SHORT TASK:
Set down the records once more, please, exactly and with the pictures left out.

════════

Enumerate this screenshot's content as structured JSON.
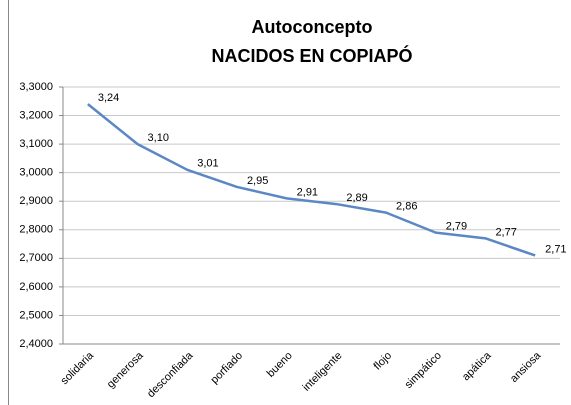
{
  "chart_data": {
    "type": "line",
    "title": "Autoconcepto",
    "subtitle": "NACIDOS EN COPIAPÓ",
    "categories": [
      "solidaria",
      "generosa",
      "desconfiada",
      "porfiado",
      "bueno",
      "inteligente",
      "flojo",
      "simpático",
      "apática",
      "ansiosa"
    ],
    "series": [
      {
        "name": "Autoconcepto",
        "color": "#5b87c5",
        "values": [
          3.24,
          3.1,
          3.01,
          2.95,
          2.91,
          2.89,
          2.86,
          2.79,
          2.77,
          2.71
        ],
        "value_labels": [
          "3,24",
          "3,10",
          "3,01",
          "2,95",
          "2,91",
          "2,89",
          "2,86",
          "2,79",
          "2,77",
          "2,71"
        ]
      }
    ],
    "ylim": [
      2.4,
      3.3
    ],
    "yticks": [
      {
        "value": 2.4,
        "label": "2,4000"
      },
      {
        "value": 2.5,
        "label": "2,5000"
      },
      {
        "value": 2.6,
        "label": "2,6000"
      },
      {
        "value": 2.7,
        "label": "2,7000"
      },
      {
        "value": 2.8,
        "label": "2,8000"
      },
      {
        "value": 2.9,
        "label": "2,9000"
      },
      {
        "value": 3.0,
        "label": "3,0000"
      },
      {
        "value": 3.1,
        "label": "3,1000"
      },
      {
        "value": 3.2,
        "label": "3,2000"
      },
      {
        "value": 3.3,
        "label": "3,3000"
      }
    ],
    "grid": true
  }
}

════════

THE ANSWER:
Enumerate this screenshot's content as structured JSON.
{
  "chart_data": {
    "type": "line",
    "title": "Autoconcepto",
    "subtitle": "NACIDOS EN COPIAPÓ",
    "categories": [
      "solidaria",
      "generosa",
      "desconfiada",
      "porfiado",
      "bueno",
      "inteligente",
      "flojo",
      "simpático",
      "apática",
      "ansiosa"
    ],
    "series": [
      {
        "name": "Autoconcepto",
        "color": "#5b87c5",
        "values": [
          3.24,
          3.1,
          3.01,
          2.95,
          2.91,
          2.89,
          2.86,
          2.79,
          2.77,
          2.71
        ],
        "value_labels": [
          "3,24",
          "3,10",
          "3,01",
          "2,95",
          "2,91",
          "2,89",
          "2,86",
          "2,79",
          "2,77",
          "2,71"
        ]
      }
    ],
    "ylim": [
      2.4,
      3.3
    ],
    "yticks": [
      {
        "value": 2.4,
        "label": "2,4000"
      },
      {
        "value": 2.5,
        "label": "2,5000"
      },
      {
        "value": 2.6,
        "label": "2,6000"
      },
      {
        "value": 2.7,
        "label": "2,7000"
      },
      {
        "value": 2.8,
        "label": "2,8000"
      },
      {
        "value": 2.9,
        "label": "2,9000"
      },
      {
        "value": 3.0,
        "label": "3,0000"
      },
      {
        "value": 3.1,
        "label": "3,1000"
      },
      {
        "value": 3.2,
        "label": "3,2000"
      },
      {
        "value": 3.3,
        "label": "3,3000"
      }
    ],
    "grid": true
  }
}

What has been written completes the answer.